Data items
++++++++++++++++++++

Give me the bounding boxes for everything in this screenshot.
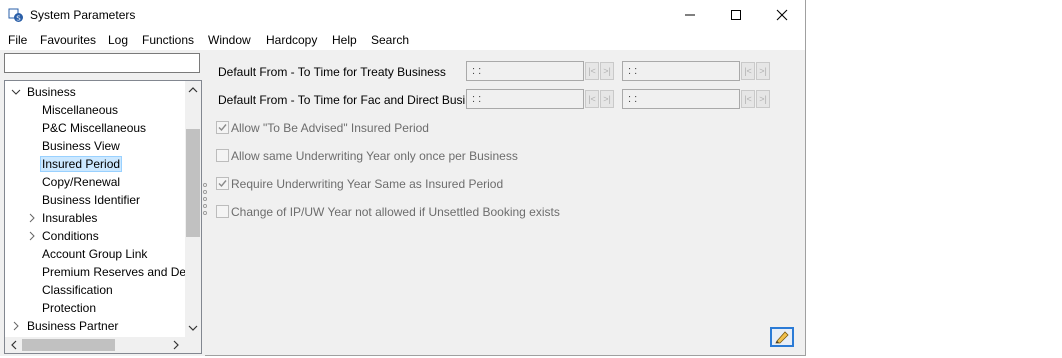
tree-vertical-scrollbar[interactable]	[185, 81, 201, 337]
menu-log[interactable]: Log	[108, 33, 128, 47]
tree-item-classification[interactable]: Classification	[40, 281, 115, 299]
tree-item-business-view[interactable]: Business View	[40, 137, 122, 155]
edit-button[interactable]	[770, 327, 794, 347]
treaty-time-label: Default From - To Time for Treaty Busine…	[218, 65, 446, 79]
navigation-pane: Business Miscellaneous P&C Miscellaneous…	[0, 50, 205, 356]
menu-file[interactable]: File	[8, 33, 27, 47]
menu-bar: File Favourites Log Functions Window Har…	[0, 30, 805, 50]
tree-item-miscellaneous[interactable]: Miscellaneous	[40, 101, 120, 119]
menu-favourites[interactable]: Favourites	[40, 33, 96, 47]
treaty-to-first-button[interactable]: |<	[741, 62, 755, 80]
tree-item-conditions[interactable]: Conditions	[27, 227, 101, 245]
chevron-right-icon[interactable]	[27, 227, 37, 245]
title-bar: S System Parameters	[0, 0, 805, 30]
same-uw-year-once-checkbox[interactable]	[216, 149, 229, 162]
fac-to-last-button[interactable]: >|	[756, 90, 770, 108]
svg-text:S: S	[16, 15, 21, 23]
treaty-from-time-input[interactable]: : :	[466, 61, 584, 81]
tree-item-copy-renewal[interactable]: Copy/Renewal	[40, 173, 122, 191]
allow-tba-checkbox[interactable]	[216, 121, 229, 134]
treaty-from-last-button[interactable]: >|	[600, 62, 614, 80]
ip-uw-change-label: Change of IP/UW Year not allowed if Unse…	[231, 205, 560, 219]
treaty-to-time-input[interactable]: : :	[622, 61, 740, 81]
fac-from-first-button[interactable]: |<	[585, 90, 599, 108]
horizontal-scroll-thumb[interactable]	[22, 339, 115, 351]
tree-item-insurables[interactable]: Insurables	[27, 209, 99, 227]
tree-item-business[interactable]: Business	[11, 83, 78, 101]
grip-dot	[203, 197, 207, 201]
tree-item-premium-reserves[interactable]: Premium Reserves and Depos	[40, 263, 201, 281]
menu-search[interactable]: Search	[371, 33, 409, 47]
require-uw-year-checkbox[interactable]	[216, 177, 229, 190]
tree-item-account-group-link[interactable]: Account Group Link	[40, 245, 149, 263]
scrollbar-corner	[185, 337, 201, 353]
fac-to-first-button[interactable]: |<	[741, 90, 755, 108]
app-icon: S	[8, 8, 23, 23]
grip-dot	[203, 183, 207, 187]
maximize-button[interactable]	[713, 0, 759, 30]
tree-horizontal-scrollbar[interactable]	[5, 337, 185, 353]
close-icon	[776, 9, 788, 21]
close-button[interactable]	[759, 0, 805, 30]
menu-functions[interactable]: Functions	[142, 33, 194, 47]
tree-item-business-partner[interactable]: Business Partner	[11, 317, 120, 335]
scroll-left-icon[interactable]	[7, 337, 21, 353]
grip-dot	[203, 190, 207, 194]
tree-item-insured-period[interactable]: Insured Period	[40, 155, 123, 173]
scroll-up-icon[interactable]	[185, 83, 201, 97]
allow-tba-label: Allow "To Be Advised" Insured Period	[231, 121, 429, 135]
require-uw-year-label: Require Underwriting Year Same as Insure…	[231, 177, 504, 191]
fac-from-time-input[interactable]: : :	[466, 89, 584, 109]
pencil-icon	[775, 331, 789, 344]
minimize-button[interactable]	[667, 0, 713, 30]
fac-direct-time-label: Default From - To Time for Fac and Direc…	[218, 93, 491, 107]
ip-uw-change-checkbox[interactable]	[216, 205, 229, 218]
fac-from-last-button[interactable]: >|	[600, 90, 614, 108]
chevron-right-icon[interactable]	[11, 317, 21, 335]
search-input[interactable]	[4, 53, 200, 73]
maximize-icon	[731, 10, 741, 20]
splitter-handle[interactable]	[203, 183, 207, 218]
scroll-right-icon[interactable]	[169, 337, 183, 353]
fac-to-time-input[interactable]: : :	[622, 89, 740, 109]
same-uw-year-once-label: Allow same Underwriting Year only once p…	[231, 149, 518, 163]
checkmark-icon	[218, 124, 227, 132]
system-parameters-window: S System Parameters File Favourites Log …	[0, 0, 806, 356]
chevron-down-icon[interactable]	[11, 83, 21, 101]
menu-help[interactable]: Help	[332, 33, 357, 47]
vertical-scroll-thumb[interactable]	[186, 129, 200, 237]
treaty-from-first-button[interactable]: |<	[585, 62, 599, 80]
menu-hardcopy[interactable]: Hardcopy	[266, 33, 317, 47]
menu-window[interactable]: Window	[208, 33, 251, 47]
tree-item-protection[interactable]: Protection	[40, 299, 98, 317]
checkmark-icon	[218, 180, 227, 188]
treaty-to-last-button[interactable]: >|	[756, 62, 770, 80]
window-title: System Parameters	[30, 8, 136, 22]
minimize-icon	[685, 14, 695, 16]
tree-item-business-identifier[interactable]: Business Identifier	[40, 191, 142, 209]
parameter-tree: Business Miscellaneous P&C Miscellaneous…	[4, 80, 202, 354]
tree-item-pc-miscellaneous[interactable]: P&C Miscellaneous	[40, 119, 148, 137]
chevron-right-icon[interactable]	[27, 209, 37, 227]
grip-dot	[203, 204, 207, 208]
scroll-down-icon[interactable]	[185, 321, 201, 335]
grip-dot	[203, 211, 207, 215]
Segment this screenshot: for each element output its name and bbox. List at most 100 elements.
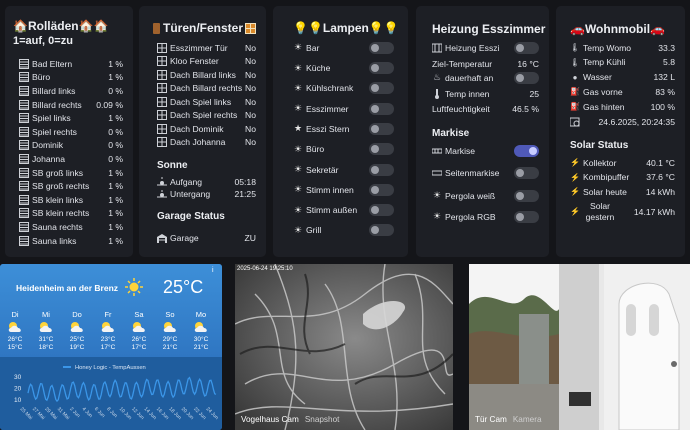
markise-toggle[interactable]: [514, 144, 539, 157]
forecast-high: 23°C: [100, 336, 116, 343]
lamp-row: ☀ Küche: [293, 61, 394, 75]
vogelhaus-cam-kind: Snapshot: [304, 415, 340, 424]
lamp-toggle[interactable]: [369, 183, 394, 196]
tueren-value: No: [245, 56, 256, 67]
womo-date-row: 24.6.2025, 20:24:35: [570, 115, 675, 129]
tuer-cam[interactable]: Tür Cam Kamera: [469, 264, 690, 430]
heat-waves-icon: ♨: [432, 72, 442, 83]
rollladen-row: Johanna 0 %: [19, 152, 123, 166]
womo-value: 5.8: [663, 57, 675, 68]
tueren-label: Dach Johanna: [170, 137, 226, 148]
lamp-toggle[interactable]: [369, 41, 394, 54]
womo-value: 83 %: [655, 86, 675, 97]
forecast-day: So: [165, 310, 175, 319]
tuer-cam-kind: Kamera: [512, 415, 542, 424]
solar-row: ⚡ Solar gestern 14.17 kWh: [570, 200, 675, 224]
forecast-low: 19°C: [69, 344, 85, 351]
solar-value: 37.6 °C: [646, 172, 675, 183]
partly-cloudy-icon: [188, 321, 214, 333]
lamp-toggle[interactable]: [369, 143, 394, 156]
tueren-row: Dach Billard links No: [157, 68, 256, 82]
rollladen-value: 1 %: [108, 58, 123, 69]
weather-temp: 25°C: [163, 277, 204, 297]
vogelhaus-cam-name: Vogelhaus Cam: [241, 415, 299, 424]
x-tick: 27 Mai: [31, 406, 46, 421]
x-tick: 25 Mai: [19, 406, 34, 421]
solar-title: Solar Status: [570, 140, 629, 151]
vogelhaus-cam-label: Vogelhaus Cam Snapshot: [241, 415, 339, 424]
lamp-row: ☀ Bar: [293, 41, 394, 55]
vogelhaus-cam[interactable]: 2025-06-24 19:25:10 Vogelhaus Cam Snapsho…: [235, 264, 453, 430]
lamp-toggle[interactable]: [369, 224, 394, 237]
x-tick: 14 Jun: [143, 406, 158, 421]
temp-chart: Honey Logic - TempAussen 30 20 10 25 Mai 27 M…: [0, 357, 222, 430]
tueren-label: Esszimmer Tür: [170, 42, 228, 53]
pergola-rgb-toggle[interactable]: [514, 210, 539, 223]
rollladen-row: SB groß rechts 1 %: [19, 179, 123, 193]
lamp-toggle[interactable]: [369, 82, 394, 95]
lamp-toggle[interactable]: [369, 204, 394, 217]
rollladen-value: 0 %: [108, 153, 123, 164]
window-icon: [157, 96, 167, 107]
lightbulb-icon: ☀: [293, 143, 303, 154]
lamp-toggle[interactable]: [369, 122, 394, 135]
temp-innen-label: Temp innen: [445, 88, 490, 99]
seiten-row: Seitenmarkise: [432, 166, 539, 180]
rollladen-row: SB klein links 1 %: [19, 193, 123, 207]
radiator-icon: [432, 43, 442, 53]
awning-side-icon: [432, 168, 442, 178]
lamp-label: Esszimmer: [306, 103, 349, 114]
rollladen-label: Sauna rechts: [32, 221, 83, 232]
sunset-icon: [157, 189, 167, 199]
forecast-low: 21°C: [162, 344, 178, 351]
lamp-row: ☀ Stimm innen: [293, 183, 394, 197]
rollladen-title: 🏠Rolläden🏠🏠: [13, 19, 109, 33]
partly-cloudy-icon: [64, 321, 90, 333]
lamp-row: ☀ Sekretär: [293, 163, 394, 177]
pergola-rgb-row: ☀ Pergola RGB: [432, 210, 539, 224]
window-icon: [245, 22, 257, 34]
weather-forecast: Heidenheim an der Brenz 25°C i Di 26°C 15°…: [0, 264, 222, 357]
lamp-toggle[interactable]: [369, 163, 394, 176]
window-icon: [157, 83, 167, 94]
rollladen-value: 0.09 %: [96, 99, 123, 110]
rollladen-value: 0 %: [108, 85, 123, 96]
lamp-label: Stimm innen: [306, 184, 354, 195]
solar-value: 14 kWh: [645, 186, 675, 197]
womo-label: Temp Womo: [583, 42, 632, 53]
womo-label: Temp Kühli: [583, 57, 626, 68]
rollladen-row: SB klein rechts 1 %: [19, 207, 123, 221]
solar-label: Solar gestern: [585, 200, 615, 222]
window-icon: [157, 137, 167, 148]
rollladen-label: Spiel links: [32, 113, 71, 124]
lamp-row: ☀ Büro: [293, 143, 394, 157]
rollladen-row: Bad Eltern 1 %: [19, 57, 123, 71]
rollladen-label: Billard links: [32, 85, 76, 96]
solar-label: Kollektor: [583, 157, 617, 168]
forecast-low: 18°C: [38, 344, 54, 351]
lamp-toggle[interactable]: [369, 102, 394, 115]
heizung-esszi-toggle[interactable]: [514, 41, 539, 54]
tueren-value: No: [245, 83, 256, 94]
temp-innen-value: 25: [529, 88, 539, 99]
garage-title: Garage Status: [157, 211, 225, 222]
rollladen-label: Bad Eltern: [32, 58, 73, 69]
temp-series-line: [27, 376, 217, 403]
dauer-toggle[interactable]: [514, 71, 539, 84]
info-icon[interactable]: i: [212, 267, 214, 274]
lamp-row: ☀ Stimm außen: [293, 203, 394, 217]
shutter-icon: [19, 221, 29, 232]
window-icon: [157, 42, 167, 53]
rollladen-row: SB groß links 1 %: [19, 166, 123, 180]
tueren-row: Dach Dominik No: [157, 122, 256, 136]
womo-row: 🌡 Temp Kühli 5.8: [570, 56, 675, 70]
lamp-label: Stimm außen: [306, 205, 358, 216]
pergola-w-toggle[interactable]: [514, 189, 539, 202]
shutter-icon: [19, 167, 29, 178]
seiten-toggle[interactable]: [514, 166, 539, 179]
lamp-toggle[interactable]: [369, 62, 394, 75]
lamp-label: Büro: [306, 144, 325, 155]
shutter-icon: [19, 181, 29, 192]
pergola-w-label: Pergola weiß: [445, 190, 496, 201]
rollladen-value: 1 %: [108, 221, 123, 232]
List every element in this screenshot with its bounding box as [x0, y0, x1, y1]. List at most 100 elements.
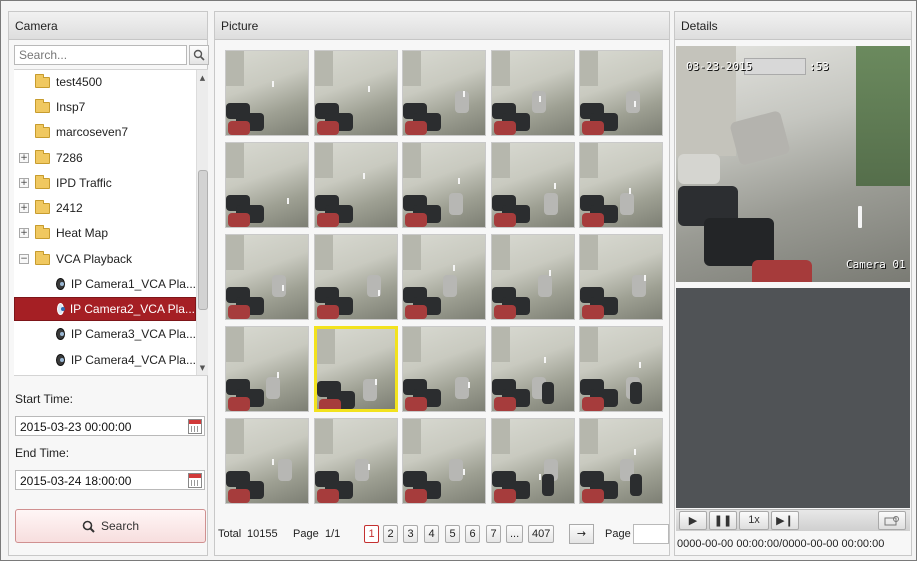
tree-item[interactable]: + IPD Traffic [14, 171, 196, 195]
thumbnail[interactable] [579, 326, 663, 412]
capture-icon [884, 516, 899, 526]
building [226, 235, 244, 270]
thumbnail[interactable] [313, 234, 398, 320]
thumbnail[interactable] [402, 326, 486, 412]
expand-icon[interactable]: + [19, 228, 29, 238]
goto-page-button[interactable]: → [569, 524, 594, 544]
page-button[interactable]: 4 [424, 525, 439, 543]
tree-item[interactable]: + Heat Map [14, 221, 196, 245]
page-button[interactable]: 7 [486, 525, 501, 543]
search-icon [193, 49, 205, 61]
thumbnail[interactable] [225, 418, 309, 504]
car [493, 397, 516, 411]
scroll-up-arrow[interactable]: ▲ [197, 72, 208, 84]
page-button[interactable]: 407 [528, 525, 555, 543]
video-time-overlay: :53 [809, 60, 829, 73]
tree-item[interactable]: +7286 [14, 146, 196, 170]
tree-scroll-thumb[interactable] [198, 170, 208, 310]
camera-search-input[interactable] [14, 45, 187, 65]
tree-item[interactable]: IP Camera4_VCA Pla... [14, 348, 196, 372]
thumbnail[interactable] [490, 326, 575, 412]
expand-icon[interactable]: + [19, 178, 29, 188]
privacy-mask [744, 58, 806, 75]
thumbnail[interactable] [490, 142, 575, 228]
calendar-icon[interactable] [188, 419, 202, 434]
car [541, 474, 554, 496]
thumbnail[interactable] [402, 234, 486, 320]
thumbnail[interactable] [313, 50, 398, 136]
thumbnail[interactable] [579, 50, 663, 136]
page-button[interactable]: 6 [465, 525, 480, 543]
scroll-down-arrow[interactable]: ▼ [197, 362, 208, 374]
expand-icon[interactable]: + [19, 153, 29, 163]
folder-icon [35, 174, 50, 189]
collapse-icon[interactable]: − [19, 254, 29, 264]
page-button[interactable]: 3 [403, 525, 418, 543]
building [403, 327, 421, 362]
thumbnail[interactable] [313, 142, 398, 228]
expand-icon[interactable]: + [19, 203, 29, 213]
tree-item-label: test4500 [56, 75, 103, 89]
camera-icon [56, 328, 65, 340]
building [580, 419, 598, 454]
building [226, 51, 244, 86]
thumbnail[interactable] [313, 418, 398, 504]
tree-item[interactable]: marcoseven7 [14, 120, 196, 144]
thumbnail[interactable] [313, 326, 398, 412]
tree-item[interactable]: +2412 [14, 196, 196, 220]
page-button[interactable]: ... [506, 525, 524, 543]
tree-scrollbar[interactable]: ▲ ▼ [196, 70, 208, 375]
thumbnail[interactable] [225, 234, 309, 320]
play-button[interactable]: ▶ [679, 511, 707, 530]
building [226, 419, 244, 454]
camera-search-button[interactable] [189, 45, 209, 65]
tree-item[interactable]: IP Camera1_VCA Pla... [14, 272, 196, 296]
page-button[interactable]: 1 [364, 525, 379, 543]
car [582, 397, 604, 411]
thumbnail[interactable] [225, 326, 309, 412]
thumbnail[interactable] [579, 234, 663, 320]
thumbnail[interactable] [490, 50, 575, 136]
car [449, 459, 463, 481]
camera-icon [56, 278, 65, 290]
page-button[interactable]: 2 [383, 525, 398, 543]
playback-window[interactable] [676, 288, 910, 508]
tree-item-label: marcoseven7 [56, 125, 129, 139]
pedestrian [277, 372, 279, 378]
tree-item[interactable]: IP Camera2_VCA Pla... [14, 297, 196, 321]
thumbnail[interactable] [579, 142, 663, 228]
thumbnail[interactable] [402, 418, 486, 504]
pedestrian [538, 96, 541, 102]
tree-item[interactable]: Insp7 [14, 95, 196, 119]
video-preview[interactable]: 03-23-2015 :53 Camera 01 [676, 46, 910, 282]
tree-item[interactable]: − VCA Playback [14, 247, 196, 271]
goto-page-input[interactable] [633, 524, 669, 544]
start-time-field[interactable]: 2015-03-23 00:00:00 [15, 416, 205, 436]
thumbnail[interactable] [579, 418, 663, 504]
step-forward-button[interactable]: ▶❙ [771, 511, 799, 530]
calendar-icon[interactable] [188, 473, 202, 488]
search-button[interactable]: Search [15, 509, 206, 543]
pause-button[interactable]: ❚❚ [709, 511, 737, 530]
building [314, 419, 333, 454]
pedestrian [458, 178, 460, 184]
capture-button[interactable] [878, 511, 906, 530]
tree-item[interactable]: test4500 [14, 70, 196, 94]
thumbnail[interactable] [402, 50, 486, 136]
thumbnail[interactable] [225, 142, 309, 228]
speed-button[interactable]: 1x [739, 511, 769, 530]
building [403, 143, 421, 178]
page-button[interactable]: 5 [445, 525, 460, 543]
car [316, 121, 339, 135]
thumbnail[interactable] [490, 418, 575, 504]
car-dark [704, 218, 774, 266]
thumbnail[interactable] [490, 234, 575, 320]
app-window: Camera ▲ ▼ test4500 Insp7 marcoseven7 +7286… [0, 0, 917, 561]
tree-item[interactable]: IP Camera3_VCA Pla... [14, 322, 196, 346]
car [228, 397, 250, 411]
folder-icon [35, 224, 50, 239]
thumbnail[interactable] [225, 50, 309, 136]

++++++++++++++++++++

How many of the lines above contain the string "partly", matching case exactly? Reply with the number only.

[Right answer] 2